Stored records ▸
******************************

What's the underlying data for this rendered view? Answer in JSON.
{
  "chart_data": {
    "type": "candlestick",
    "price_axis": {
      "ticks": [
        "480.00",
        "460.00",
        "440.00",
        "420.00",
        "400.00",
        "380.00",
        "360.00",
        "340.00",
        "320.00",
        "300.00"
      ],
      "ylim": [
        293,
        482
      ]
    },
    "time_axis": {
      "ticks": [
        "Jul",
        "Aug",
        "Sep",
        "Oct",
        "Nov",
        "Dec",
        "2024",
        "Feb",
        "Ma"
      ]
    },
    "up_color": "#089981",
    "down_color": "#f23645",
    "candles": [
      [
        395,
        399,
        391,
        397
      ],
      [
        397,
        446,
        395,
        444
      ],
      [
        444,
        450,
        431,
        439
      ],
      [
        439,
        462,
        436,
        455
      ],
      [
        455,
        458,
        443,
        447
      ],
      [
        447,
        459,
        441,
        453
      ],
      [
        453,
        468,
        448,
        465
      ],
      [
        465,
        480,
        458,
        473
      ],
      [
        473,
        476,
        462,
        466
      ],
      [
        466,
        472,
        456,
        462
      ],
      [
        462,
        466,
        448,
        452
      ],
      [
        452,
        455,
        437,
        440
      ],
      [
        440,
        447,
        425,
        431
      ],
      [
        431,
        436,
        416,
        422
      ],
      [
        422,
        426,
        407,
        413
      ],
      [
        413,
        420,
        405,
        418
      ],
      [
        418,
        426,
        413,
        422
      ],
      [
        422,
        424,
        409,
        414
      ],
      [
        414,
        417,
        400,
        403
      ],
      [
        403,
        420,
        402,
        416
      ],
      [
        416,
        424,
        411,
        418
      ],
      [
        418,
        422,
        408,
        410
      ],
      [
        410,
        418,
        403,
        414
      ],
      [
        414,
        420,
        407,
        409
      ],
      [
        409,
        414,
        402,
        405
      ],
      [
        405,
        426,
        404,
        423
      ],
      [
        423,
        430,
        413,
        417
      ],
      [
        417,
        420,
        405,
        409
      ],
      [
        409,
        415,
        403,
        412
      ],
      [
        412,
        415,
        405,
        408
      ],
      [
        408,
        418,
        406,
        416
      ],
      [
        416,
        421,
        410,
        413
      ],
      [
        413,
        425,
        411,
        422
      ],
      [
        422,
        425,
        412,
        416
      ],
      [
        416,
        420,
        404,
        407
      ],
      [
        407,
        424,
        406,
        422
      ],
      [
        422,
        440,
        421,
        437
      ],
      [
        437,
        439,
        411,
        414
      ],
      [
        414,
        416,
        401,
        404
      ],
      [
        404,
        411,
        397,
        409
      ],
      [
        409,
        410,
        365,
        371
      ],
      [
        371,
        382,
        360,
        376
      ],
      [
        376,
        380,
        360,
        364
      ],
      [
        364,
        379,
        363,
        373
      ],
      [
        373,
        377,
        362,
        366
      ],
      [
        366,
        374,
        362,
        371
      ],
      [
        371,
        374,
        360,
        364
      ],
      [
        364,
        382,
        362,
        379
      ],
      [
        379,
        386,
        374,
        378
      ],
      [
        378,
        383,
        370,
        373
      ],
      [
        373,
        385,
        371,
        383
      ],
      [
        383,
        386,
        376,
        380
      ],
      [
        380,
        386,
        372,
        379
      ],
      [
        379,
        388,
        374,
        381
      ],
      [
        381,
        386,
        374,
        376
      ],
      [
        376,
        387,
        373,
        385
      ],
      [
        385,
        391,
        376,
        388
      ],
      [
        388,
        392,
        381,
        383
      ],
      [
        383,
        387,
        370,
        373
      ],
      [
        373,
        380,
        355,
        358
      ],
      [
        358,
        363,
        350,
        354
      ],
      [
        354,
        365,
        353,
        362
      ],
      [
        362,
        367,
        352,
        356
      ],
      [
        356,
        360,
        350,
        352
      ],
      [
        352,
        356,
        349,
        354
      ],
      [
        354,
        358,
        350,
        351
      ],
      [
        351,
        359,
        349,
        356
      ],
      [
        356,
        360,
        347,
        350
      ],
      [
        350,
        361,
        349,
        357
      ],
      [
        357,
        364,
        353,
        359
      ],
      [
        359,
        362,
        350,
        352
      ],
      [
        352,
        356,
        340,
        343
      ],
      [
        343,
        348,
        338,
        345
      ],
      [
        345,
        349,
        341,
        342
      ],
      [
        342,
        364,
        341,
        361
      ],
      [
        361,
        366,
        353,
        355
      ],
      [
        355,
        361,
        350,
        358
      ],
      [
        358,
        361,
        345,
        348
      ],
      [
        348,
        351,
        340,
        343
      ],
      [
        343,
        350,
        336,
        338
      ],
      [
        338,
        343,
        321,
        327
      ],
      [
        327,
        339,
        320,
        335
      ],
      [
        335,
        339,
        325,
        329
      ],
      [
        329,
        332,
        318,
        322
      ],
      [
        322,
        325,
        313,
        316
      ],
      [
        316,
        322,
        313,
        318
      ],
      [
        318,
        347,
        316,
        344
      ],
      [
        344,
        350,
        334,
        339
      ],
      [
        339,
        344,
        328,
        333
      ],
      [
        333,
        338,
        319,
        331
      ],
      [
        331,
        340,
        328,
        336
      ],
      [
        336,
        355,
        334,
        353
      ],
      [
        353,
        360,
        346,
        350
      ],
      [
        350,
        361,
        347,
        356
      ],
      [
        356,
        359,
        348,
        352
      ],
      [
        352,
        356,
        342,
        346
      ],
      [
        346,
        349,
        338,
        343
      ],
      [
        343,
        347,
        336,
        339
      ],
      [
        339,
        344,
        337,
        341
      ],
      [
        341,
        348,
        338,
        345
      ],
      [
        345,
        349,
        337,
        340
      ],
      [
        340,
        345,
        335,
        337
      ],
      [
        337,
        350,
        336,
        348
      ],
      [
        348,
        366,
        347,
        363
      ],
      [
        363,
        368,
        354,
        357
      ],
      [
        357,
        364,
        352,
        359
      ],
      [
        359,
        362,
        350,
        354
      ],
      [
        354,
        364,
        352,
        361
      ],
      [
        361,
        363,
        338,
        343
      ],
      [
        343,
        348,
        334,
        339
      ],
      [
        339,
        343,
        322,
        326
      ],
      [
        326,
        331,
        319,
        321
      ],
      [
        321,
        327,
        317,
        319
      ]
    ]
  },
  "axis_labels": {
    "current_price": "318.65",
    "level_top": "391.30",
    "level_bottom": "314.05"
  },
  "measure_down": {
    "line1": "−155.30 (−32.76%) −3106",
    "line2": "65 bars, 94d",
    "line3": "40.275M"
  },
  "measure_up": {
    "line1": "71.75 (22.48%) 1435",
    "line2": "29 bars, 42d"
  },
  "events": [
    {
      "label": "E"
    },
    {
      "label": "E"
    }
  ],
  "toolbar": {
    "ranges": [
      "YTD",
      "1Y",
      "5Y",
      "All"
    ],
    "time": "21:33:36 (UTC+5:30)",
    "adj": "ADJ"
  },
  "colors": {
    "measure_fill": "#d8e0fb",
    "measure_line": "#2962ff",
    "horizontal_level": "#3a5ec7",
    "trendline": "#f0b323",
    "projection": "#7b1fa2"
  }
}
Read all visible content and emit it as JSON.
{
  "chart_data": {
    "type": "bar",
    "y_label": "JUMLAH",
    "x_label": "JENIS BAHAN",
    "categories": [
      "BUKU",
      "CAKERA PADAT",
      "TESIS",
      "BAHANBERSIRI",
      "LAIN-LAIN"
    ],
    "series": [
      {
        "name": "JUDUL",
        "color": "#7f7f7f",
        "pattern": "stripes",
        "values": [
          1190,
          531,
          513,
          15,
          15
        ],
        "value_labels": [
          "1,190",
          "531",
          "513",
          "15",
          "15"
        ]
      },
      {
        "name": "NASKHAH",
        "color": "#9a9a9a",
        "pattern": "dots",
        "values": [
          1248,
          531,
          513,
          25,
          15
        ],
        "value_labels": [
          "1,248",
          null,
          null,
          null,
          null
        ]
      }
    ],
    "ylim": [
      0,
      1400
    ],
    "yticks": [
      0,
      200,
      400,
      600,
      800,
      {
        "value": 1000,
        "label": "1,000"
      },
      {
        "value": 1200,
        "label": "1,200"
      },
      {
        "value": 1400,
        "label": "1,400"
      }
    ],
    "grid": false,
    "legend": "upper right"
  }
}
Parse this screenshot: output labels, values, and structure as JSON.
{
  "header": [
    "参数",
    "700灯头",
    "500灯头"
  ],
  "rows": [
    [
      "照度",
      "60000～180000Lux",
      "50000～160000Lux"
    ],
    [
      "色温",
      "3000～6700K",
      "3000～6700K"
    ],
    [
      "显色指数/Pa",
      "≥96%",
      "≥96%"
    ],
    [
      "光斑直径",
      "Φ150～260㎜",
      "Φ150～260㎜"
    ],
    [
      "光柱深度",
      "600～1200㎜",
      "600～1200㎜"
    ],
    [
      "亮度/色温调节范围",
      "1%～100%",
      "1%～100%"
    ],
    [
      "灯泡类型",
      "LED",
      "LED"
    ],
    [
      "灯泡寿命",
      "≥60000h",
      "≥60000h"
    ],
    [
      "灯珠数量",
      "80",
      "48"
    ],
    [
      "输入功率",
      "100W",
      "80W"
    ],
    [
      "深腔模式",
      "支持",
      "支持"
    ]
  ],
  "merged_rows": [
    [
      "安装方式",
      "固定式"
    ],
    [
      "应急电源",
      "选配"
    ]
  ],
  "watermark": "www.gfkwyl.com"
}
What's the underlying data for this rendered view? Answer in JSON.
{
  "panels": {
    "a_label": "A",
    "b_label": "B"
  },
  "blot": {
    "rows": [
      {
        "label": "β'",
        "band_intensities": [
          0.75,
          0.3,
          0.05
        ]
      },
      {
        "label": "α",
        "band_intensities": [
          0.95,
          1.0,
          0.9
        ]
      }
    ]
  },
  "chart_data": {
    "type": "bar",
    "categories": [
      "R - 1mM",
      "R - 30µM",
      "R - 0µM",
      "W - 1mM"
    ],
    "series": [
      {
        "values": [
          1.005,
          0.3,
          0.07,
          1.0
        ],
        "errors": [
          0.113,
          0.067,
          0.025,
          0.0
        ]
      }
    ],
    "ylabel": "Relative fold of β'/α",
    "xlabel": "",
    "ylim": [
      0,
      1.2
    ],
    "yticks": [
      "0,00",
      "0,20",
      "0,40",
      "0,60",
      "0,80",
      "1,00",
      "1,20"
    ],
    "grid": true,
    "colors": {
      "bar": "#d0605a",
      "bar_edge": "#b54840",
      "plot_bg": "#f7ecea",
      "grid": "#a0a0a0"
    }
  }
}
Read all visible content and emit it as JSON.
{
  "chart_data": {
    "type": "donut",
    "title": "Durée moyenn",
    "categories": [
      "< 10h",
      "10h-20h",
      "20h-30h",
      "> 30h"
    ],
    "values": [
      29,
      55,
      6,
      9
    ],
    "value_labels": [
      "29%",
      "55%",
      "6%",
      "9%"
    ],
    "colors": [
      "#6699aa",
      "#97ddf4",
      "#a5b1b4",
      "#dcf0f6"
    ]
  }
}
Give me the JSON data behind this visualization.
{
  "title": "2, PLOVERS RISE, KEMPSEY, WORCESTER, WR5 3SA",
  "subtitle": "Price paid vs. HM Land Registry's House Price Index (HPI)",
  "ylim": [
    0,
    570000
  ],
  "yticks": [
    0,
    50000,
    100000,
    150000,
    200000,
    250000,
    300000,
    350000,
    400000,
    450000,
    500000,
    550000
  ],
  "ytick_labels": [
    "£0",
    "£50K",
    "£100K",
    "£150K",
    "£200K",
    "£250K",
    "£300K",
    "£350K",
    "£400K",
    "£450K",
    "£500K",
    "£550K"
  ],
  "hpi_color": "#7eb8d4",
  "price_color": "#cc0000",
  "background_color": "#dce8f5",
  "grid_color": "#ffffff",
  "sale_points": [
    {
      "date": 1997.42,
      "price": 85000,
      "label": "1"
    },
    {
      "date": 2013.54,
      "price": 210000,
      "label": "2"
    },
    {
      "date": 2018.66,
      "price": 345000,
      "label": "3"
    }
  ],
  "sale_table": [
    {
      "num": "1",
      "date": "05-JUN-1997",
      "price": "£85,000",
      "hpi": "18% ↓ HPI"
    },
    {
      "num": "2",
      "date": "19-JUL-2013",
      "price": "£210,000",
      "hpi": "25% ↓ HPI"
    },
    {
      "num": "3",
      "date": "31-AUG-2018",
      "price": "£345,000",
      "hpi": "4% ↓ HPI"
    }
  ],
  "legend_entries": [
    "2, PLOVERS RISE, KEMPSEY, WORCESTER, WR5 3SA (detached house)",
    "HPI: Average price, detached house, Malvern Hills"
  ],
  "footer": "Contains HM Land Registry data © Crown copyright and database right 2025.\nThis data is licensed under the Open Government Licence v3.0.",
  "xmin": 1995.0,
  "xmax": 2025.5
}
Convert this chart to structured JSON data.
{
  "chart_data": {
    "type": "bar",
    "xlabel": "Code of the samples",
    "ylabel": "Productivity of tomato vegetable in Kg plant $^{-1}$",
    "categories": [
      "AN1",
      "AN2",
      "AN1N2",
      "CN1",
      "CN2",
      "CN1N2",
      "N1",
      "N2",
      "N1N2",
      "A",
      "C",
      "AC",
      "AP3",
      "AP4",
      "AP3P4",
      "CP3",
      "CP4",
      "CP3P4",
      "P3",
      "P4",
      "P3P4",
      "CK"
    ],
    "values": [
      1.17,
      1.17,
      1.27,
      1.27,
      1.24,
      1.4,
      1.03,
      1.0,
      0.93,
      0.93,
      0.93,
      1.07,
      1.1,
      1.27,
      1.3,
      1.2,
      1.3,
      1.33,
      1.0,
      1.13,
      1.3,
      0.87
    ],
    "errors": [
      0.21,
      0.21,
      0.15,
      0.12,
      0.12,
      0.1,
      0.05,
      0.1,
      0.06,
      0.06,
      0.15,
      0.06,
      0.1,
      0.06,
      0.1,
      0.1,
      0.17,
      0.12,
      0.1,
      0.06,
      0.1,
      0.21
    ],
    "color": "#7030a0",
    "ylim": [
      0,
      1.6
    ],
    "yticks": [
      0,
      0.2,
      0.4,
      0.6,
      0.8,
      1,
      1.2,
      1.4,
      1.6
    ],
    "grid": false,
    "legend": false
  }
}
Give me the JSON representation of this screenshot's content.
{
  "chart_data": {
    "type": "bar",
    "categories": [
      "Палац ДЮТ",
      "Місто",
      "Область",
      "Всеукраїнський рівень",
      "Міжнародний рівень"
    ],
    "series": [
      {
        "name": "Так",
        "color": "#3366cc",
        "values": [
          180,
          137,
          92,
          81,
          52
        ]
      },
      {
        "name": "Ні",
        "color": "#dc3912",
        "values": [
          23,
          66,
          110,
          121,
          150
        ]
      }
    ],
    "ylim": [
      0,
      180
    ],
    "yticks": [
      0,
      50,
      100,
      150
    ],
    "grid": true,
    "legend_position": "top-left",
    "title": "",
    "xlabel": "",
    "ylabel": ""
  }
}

******************************

Problem statement ▸
In the entries above, find each line with the word "рівень" and copy it.

Complete response ▸
      "Всеукраїнський рівень",
      "Міжнародний рівень"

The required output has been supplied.